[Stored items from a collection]
___

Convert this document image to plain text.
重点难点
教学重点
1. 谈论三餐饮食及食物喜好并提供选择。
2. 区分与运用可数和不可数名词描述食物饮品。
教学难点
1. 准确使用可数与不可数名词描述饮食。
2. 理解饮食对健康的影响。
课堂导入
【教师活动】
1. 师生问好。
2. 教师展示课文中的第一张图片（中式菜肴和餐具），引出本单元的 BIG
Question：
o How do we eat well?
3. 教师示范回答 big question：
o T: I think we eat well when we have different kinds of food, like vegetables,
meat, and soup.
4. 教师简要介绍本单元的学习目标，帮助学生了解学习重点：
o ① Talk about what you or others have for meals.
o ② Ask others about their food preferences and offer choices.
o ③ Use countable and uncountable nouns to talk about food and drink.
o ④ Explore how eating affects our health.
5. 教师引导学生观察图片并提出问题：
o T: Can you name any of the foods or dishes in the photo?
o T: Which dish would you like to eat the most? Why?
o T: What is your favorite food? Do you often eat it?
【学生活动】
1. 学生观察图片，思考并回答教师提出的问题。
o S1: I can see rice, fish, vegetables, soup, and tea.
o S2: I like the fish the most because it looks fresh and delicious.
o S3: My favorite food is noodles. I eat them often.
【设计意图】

___

Nothing should be left out: return all of the records exactly.

Result
Convert this document image to plain text.
重点难点
教学重点
1. 谈论三餐饮食及食物喜好并提供选择。
2. 区分与运用可数和不可数名词描述食物饮品。
教学难点
1. 准确使用可数与不可数名词描述饮食。
2. 理解饮食对健康的影响。
课堂导入
【教师活动】
1. 师生问好。
2. 教师展示课文中的第一张图片（中式菜肴和餐具），引出本单元的 BIG
Question：
o How do we eat well?
3. 教师示范回答 big question：
o T: I think we eat well when we have different kinds of food, like vegetables,
meat, and soup.
4. 教师简要介绍本单元的学习目标，帮助学生了解学习重点：
o ① Talk about what you or others have for meals.
o ② Ask others about their food preferences and offer choices.
o ③ Use countable and uncountable nouns to talk about food and drink.
o ④ Explore how eating affects our health.
5. 教师引导学生观察图片并提出问题：
o T: Can you name any of the foods or dishes in the photo?
o T: Which dish would you like to eat the most? Why?
o T: What is your favorite food? Do you often eat it?
【学生活动】
1. 学生观察图片，思考并回答教师提出的问题。
o S1: I can see rice, fish, vegetables, soup, and tea.
o S2: I like the fish the most because it looks fresh and delicious.
o S3: My favorite food is noodles. I eat them often.
【设计意图】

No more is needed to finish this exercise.